The entries below need to be written out exactly, with no pictures included.

Figure record listings
____________

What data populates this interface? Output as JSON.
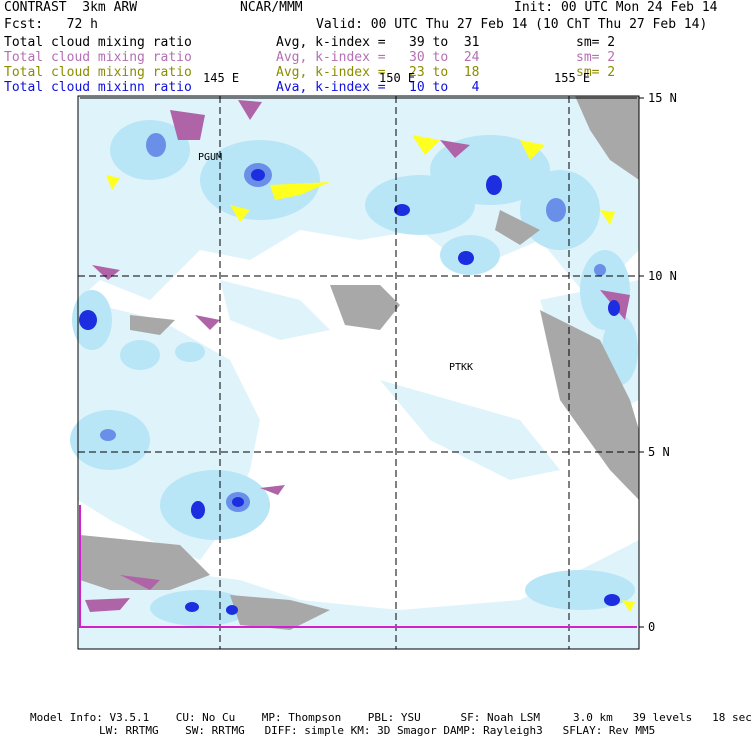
{
  "header": {
    "model": "CONTRAST  3km ARW",
    "center": "NCAR/MMM",
    "init": "Init: 00 UTC Mon 24 Feb 14",
    "fcst": "Fcst:   72 h",
    "valid": "Valid: 00 UTC Thu 27 Feb 14 (10 ChT Thu 27 Feb 14)"
  },
  "legend": [
    {
      "field": "Total cloud mixing ratio",
      "range": "Avg, k-index =   39 to  31",
      "sm": "sm= 2",
      "color": "#000000"
    },
    {
      "field": "Total cloud mixing ratio",
      "range": "Avg, k-index =   30 to  24",
      "sm": "sm= 2",
      "color": "#b470b4"
    },
    {
      "field": "Total cloud mixing ratio",
      "range": "Avg, k-index =   23 to  18",
      "sm": "sm= 2",
      "color": "#8c8c00"
    },
    {
      "field": "Total cloud mixinn ratio",
      "range": "Ava, k-index =   10 to   4",
      "sm": "",
      "color": "#1010e0"
    }
  ],
  "axes": {
    "lon_labels": [
      "145 E",
      "150 E",
      "155 E"
    ],
    "lat_labels": [
      "15 N",
      "10 N",
      "5 N",
      "0"
    ]
  },
  "stations": [
    "PGUM",
    "PTKK"
  ],
  "footer": {
    "line1": "Model Info: V3.5.1    CU: No Cu    MP: Thompson    PBL: YSU      SF: Noah LSM     3.0 km   39 levels   18 sec",
    "line2": "LW: RRTMG    SW: RRTMG   DIFF: simple KM: 3D Smagor DAMP: Rayleigh3   SFLAY: Rev MM5"
  },
  "colors": {
    "cloud_light": "#dff3fb",
    "cloud_mid": "#b8e6f7",
    "cloud_dark": "#6a8fe8",
    "cloud_core": "#1c2ee0",
    "upper_magenta": "#b064a8",
    "mid_yellow": "#ffff20",
    "land_gray": "#a8a8a8"
  }
}
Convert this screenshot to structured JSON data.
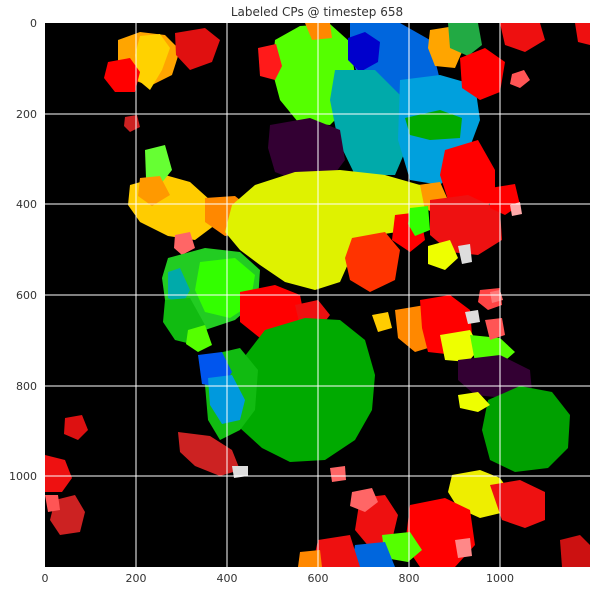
{
  "chart_data": {
    "type": "heatmap",
    "title": "Labeled CPs @ timestep 658",
    "xlabel": "",
    "ylabel": "",
    "xlim": [
      0,
      1200
    ],
    "ylim": [
      1200,
      0
    ],
    "x_ticks": [
      "0",
      "200",
      "400",
      "600",
      "800",
      "1000"
    ],
    "y_ticks": [
      "0",
      "200",
      "400",
      "600",
      "800",
      "1000"
    ],
    "x_tick_values": [
      0,
      200,
      400,
      600,
      800,
      1000
    ],
    "y_tick_values": [
      0,
      200,
      400,
      600,
      800,
      1000
    ],
    "grid": true,
    "background": "#000000",
    "grid_color": "#ffffff",
    "palette": [
      "#ff0000",
      "#ee1010",
      "#55ff00",
      "#00aa00",
      "#dff200",
      "#ffa500",
      "#0066dd",
      "#00aacc",
      "#330033",
      "#ff3300",
      "#ffffff",
      "#cc2222"
    ]
  }
}
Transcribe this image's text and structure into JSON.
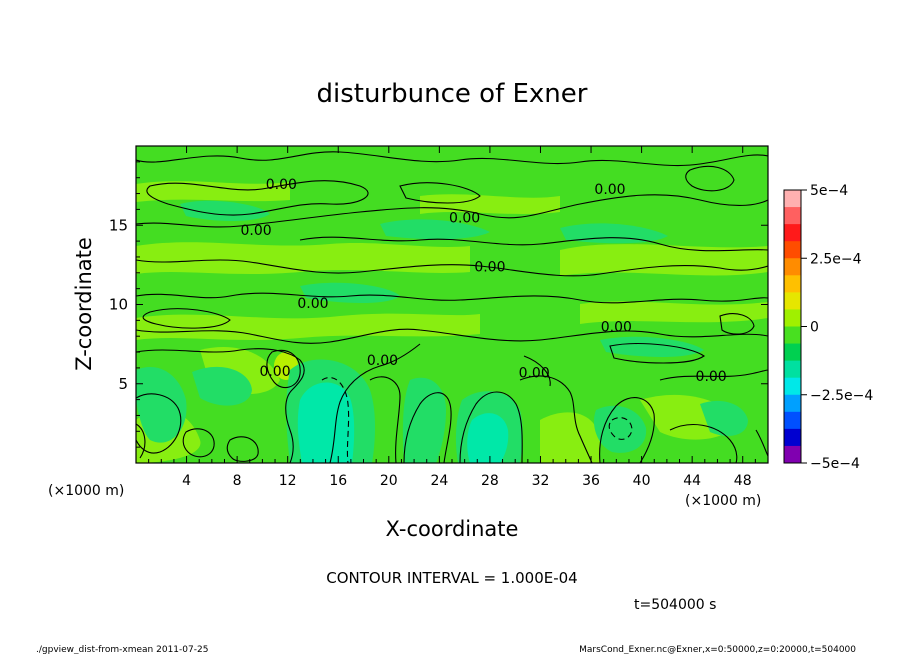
{
  "chart_data": {
    "type": "heatmap",
    "title": "disturbunce of Exner",
    "xlabel": "X-coordinate",
    "ylabel": "Z-coordinate",
    "x_unit": "(×1000 m)",
    "x_unit_right": "(×1000 m)",
    "xlim": [
      0,
      50
    ],
    "ylim": [
      0,
      20
    ],
    "x_ticks": [
      4,
      8,
      12,
      16,
      20,
      24,
      28,
      32,
      36,
      40,
      44,
      48
    ],
    "y_ticks": [
      5,
      10,
      15
    ],
    "contour_interval_text": "CONTOUR INTERVAL = 1.000E-04",
    "contour_label": "0.00",
    "contour_labels": [
      {
        "x": 9.5,
        "z": 14.7
      },
      {
        "x": 11.0,
        "z": 5.8
      },
      {
        "x": 11.5,
        "z": 17.6
      },
      {
        "x": 14.0,
        "z": 10.1
      },
      {
        "x": 19.5,
        "z": 6.5
      },
      {
        "x": 26.0,
        "z": 15.5
      },
      {
        "x": 28.0,
        "z": 12.4
      },
      {
        "x": 31.5,
        "z": 5.7
      },
      {
        "x": 37.5,
        "z": 17.3
      },
      {
        "x": 38.0,
        "z": 8.6
      },
      {
        "x": 45.5,
        "z": 5.5
      }
    ],
    "colorbar": {
      "min": -0.0005,
      "max": 0.0005,
      "tick_labels": [
        "5e−4",
        "2.5e−4",
        "0",
        "−2.5e−4",
        "−5e−4"
      ],
      "tick_values": [
        0.0005,
        0.00025,
        0,
        -0.00025,
        -0.0005
      ],
      "colors": [
        "#ffb0b0",
        "#ff6060",
        "#ff1a1a",
        "#ff4d00",
        "#ff8c00",
        "#ffc000",
        "#e6e600",
        "#a0f000",
        "#48e020",
        "#00d050",
        "#00e0a0",
        "#00e8e8",
        "#00a0ff",
        "#0050ff",
        "#0000d0",
        "#8000b0"
      ]
    },
    "field_colors": {
      "background": "#44dd22",
      "weak_positive": "#88ee11",
      "positive": "#b8f000",
      "weak_negative": "#22dd66",
      "negative": "#00e8a8",
      "strong_negative": "#44f0c8"
    }
  },
  "footer": {
    "time": "t=504000 s",
    "script": "./gpview_dist-from-xmean   2011-07-25",
    "source": "MarsCond_Exner.nc@Exner,x=0:50000,z=0:20000,t=504000"
  }
}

____________

# Response to the exercise
What data populates this interface? Output as JSON.
{
  "header": {
    "model": "CONTRAST  3km ARW",
    "center": "NCAR/MMM",
    "init": "Init: 00 UTC Mon 24 Feb 14",
    "fcst": "Fcst:   72 h",
    "valid": "Valid: 00 UTC Thu 27 Feb 14 (10 ChT Thu 27 Feb 14)"
  },
  "legend": [
    {
      "field": "Total cloud mixing ratio",
      "range": "Avg, k-index =   39 to  31",
      "sm": "sm= 2",
      "color": "#000000"
    },
    {
      "field": "Total cloud mixing ratio",
      "range": "Avg, k-index =   30 to  24",
      "sm": "sm= 2",
      "color": "#b470b4"
    },
    {
      "field": "Total cloud mixing ratio",
      "range": "Avg, k-index =   23 to  18",
      "sm": "sm= 2",
      "color": "#8c8c00"
    },
    {
      "field": "Total cloud mixinn ratio",
      "range": "Ava, k-index =   10 to   4",
      "sm": "",
      "color": "#1010e0"
    }
  ],
  "axes": {
    "lon_labels": [
      "145 E",
      "150 E",
      "155 E"
    ],
    "lat_labels": [
      "15 N",
      "10 N",
      "5 N",
      "0"
    ]
  },
  "stations": [
    "PGUM",
    "PTKK"
  ],
  "footer": {
    "line1": "Model Info: V3.5.1    CU: No Cu    MP: Thompson    PBL: YSU      SF: Noah LSM     3.0 km   39 levels   18 sec",
    "line2": "LW: RRTMG    SW: RRTMG   DIFF: simple KM: 3D Smagor DAMP: Rayleigh3   SFLAY: Rev MM5"
  },
  "colors": {
    "cloud_light": "#dff3fb",
    "cloud_mid": "#b8e6f7",
    "cloud_dark": "#6a8fe8",
    "cloud_core": "#1c2ee0",
    "upper_magenta": "#b064a8",
    "mid_yellow": "#ffff20",
    "land_gray": "#a8a8a8"
  }
}
Convert this screenshot to structured JSON data.
{
  "chart_data": {
    "type": "heatmap",
    "title": "Labeled CPs @ timestep 658",
    "xlabel": "",
    "ylabel": "",
    "xlim": [
      0,
      1200
    ],
    "ylim": [
      1200,
      0
    ],
    "x_ticks": [
      "0",
      "200",
      "400",
      "600",
      "800",
      "1000"
    ],
    "y_ticks": [
      "0",
      "200",
      "400",
      "600",
      "800",
      "1000"
    ],
    "x_tick_values": [
      0,
      200,
      400,
      600,
      800,
      1000
    ],
    "y_tick_values": [
      0,
      200,
      400,
      600,
      800,
      1000
    ],
    "grid": true,
    "background": "#000000",
    "grid_color": "#ffffff",
    "palette": [
      "#ff0000",
      "#ee1010",
      "#55ff00",
      "#00aa00",
      "#dff200",
      "#ffa500",
      "#0066dd",
      "#00aacc",
      "#330033",
      "#ff3300",
      "#ffffff",
      "#cc2222"
    ]
  }
}
Transcribe this image's text and structure into JSON.
{
  "chart_data": {
    "type": "heatmap",
    "title": "disturbunce of Exner",
    "xlabel": "X-coordinate",
    "ylabel": "Z-coordinate",
    "x_unit": "(×1000 m)",
    "x_unit_right": "(×1000 m)",
    "xlim": [
      0,
      50
    ],
    "ylim": [
      0,
      20
    ],
    "x_ticks": [
      4,
      8,
      12,
      16,
      20,
      24,
      28,
      32,
      36,
      40,
      44,
      48
    ],
    "y_ticks": [
      5,
      10,
      15
    ],
    "contour_interval_text": "CONTOUR INTERVAL = 1.000E-04",
    "contour_label": "0.00",
    "contour_labels": [
      {
        "x": 9.5,
        "z": 14.7
      },
      {
        "x": 11.0,
        "z": 5.8
      },
      {
        "x": 11.5,
        "z": 17.6
      },
      {
        "x": 14.0,
        "z": 10.1
      },
      {
        "x": 19.5,
        "z": 6.5
      },
      {
        "x": 26.0,
        "z": 15.5
      },
      {
        "x": 28.0,
        "z": 12.4
      },
      {
        "x": 31.5,
        "z": 5.7
      },
      {
        "x": 37.5,
        "z": 17.3
      },
      {
        "x": 38.0,
        "z": 8.6
      },
      {
        "x": 45.5,
        "z": 5.5
      }
    ],
    "colorbar": {
      "min": -0.0005,
      "max": 0.0005,
      "tick_labels": [
        "5e−4",
        "2.5e−4",
        "0",
        "−2.5e−4",
        "−5e−4"
      ],
      "tick_values": [
        0.0005,
        0.00025,
        0,
        -0.00025,
        -0.0005
      ],
      "colors": [
        "#ffb0b0",
        "#ff6060",
        "#ff1a1a",
        "#ff4d00",
        "#ff8c00",
        "#ffc000",
        "#e6e600",
        "#a0f000",
        "#48e020",
        "#00d050",
        "#00e0a0",
        "#00e8e8",
        "#00a0ff",
        "#0050ff",
        "#0000d0",
        "#8000b0"
      ]
    },
    "field_colors": {
      "background": "#44dd22",
      "weak_positive": "#88ee11",
      "positive": "#b8f000",
      "weak_negative": "#22dd66",
      "negative": "#00e8a8",
      "strong_negative": "#44f0c8"
    }
  },
  "footer": {
    "time": "t=504000 s",
    "script": "./gpview_dist-from-xmean   2011-07-25",
    "source": "MarsCond_Exner.nc@Exner,x=0:50000,z=0:20000,t=504000"
  }
}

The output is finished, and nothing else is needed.